Work to be completed >> Retype the complete listing exactly as it appears.

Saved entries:
==*==
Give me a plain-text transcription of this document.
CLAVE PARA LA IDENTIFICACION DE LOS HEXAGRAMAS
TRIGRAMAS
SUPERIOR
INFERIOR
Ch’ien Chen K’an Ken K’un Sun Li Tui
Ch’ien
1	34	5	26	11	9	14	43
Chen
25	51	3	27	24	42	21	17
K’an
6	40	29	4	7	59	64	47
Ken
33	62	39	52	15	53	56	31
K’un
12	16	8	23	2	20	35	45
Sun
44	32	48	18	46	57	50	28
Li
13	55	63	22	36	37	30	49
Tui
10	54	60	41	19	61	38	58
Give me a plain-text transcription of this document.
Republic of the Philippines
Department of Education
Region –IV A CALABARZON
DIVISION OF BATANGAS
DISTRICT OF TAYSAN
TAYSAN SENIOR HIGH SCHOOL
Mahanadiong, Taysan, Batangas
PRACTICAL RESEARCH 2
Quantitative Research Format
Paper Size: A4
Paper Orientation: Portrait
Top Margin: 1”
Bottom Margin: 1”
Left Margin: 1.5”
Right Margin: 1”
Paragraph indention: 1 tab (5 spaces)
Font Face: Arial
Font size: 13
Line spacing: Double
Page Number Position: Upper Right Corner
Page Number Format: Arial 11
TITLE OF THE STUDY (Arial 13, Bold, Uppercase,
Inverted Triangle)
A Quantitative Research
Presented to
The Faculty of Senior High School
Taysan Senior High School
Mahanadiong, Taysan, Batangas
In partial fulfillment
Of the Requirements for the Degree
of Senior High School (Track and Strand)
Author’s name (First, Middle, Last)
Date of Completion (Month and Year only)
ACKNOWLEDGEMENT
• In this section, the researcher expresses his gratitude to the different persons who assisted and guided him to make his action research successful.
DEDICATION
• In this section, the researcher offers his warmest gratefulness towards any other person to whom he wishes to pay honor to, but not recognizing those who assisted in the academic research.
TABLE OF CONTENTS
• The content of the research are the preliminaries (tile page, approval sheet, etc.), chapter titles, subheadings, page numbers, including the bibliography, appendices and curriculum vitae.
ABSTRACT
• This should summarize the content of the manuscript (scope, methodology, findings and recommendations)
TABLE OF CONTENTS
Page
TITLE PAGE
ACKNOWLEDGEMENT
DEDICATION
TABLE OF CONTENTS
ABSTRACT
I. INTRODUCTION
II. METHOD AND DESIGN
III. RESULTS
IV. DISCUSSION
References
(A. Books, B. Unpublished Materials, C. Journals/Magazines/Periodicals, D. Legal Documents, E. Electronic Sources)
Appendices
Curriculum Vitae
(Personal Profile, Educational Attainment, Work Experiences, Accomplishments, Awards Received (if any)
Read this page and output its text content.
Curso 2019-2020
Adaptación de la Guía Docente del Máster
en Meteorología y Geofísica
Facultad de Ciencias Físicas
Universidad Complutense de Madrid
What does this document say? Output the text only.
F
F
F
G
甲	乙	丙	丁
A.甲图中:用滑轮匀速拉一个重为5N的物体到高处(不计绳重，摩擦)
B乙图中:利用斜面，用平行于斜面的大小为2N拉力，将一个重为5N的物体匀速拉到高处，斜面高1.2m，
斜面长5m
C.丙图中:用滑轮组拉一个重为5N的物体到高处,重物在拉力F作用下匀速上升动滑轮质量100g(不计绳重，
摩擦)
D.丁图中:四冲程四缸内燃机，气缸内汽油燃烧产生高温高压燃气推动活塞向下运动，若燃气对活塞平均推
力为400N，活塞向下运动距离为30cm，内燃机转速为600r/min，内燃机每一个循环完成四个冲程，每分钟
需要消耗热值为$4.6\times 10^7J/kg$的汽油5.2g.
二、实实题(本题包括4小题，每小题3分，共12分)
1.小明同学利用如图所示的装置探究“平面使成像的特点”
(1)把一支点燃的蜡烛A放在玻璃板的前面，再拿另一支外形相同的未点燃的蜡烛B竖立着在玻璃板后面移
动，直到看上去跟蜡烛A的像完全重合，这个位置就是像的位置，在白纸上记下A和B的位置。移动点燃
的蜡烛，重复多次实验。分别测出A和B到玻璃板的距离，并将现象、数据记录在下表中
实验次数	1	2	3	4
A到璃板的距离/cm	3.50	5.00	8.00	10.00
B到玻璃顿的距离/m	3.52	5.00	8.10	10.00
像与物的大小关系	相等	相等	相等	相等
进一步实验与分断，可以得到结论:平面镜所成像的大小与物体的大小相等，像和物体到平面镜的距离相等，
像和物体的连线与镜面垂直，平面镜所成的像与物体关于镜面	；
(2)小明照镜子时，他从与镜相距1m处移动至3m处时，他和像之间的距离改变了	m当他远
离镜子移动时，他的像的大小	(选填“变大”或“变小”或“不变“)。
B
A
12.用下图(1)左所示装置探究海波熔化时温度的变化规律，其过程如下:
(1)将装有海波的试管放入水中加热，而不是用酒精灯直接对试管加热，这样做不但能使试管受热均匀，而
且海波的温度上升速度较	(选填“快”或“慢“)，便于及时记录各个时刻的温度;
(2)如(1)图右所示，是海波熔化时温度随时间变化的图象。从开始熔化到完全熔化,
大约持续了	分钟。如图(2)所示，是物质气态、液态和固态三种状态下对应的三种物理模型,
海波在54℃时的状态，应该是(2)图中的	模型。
==*==
Solution to the exercise >>
Give me a plain-text transcription of this document.
CLAVE PARA LA IDENTIFICACION DE LOS HEXAGRAMAS
TRIGRAMAS
SUPERIOR
INFERIOR
Ch’ien Chen K’an Ken K’un Sun Li Tui
Ch’ien
1	34	5	26	11	9	14	43
Chen
25	51	3	27	24	42	21	17
K’an
6	40	29	4	7	59	64	47
Ken
33	62	39	52	15	53	56	31
K’un
12	16	8	23	2	20	35	45
Sun
44	32	48	18	46	57	50	28
Li
13	55	63	22	36	37	30	49
Tui
10	54	60	41	19	61	38	58
Give me a plain-text transcription of this document.
Republic of the Philippines
Department of Education
Region –IV A CALABARZON
DIVISION OF BATANGAS
DISTRICT OF TAYSAN
TAYSAN SENIOR HIGH SCHOOL
Mahanadiong, Taysan, Batangas
PRACTICAL RESEARCH 2
Quantitative Research Format
Paper Size: A4
Paper Orientation: Portrait
Top Margin: 1”
Bottom Margin: 1”
Left Margin: 1.5”
Right Margin: 1”
Paragraph indention: 1 tab (5 spaces)
Font Face: Arial
Font size: 13
Line spacing: Double
Page Number Position: Upper Right Corner
Page Number Format: Arial 11
TITLE OF THE STUDY (Arial 13, Bold, Uppercase,
Inverted Triangle)
A Quantitative Research
Presented to
The Faculty of Senior High School
Taysan Senior High School
Mahanadiong, Taysan, Batangas
In partial fulfillment
Of the Requirements for the Degree
of Senior High School (Track and Strand)
Author’s name (First, Middle, Last)
Date of Completion (Month and Year only)
ACKNOWLEDGEMENT
• In this section, the researcher expresses his gratitude to the different persons who assisted and guided him to make his action research successful.
DEDICATION
• In this section, the researcher offers his warmest gratefulness towards any other person to whom he wishes to pay honor to, but not recognizing those who assisted in the academic research.
TABLE OF CONTENTS
• The content of the research are the preliminaries (tile page, approval sheet, etc.), chapter titles, subheadings, page numbers, including the bibliography, appendices and curriculum vitae.
ABSTRACT
• This should summarize the content of the manuscript (scope, methodology, findings and recommendations)
TABLE OF CONTENTS
Page
TITLE PAGE
ACKNOWLEDGEMENT
DEDICATION
TABLE OF CONTENTS
ABSTRACT
I. INTRODUCTION
II. METHOD AND DESIGN
III. RESULTS
IV. DISCUSSION
References
(A. Books, B. Unpublished Materials, C. Journals/Magazines/Periodicals, D. Legal Documents, E. Electronic Sources)
Appendices
Curriculum Vitae
(Personal Profile, Educational Attainment, Work Experiences, Accomplishments, Awards Received (if any)
Read this page and output its text content.
Curso 2019-2020
Adaptación de la Guía Docente del Máster
en Meteorología y Geofísica
Facultad de Ciencias Físicas
Universidad Complutense de Madrid
What does this document say? Output the text only.
F
F
F
G
甲	乙	丙	丁
A.甲图中:用滑轮匀速拉一个重为5N的物体到高处(不计绳重，摩擦)
B乙图中:利用斜面，用平行于斜面的大小为2N拉力，将一个重为5N的物体匀速拉到高处，斜面高1.2m，
斜面长5m
C.丙图中:用滑轮组拉一个重为5N的物体到高处,重物在拉力F作用下匀速上升动滑轮质量100g(不计绳重，
摩擦)
D.丁图中:四冲程四缸内燃机，气缸内汽油燃烧产生高温高压燃气推动活塞向下运动，若燃气对活塞平均推
力为400N，活塞向下运动距离为30cm，内燃机转速为600r/min，内燃机每一个循环完成四个冲程，每分钟
需要消耗热值为$4.6\times 10^7J/kg$的汽油5.2g.
二、实实题(本题包括4小题，每小题3分，共12分)
1.小明同学利用如图所示的装置探究“平面使成像的特点”
(1)把一支点燃的蜡烛A放在玻璃板的前面，再拿另一支外形相同的未点燃的蜡烛B竖立着在玻璃板后面移
动，直到看上去跟蜡烛A的像完全重合，这个位置就是像的位置，在白纸上记下A和B的位置。移动点燃
的蜡烛，重复多次实验。分别测出A和B到玻璃板的距离，并将现象、数据记录在下表中
实验次数	1	2	3	4
A到璃板的距离/cm	3.50	5.00	8.00	10.00
B到玻璃顿的距离/m	3.52	5.00	8.10	10.00
像与物的大小关系	相等	相等	相等	相等
进一步实验与分断，可以得到结论:平面镜所成像的大小与物体的大小相等，像和物体到平面镜的距离相等，
像和物体的连线与镜面垂直，平面镜所成的像与物体关于镜面	；
(2)小明照镜子时，他从与镜相距1m处移动至3m处时，他和像之间的距离改变了	m当他远
离镜子移动时，他的像的大小	(选填“变大”或“变小”或“不变“)。
B
A
12.用下图(1)左所示装置探究海波熔化时温度的变化规律，其过程如下:
(1)将装有海波的试管放入水中加热，而不是用酒精灯直接对试管加热，这样做不但能使试管受热均匀，而
且海波的温度上升速度较	(选填“快”或“慢“)，便于及时记录各个时刻的温度;
(2)如(1)图右所示，是海波熔化时温度随时间变化的图象。从开始熔化到完全熔化,
大约持续了	分钟。如图(2)所示，是物质气态、液态和固态三种状态下对应的三种物理模型,
海波在54℃时的状态，应该是(2)图中的	模型。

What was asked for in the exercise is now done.